──────── Stored data
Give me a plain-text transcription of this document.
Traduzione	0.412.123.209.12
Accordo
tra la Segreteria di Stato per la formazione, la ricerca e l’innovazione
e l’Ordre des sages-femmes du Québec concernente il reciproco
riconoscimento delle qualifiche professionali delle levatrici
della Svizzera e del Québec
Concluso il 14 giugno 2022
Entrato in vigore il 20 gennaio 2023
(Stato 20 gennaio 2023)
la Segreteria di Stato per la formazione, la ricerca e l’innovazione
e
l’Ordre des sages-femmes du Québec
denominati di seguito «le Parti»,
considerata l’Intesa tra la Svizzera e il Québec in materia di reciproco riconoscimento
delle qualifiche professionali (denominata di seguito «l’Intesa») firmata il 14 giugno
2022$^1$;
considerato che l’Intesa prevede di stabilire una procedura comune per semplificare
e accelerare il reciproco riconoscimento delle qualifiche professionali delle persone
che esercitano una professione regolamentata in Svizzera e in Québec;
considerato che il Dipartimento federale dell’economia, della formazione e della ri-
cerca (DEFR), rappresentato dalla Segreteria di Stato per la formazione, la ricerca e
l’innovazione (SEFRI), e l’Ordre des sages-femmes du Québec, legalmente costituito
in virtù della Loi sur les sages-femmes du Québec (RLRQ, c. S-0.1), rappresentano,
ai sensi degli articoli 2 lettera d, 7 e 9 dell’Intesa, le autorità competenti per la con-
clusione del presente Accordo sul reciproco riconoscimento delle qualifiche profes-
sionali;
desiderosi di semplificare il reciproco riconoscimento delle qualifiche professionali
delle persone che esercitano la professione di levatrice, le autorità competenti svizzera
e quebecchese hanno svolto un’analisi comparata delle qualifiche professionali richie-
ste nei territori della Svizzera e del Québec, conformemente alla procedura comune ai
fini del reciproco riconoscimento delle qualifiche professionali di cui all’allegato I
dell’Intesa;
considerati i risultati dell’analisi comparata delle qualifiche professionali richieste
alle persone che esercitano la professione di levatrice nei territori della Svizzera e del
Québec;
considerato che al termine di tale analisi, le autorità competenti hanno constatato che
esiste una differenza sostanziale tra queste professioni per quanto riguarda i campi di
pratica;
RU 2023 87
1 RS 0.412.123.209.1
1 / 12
────────────────
• What you need to do: Using the listing above, gather each line that holds the string "Ordre" and copy it.

• Result of the exercise:
e l’Ordre des sages-femmes du Québec concernente il reciproco
l’Ordre des sages-femmes du Québec
l’innovazione (SEFRI), e l’Ordre des sages-femmes du Québec, legalmente costituito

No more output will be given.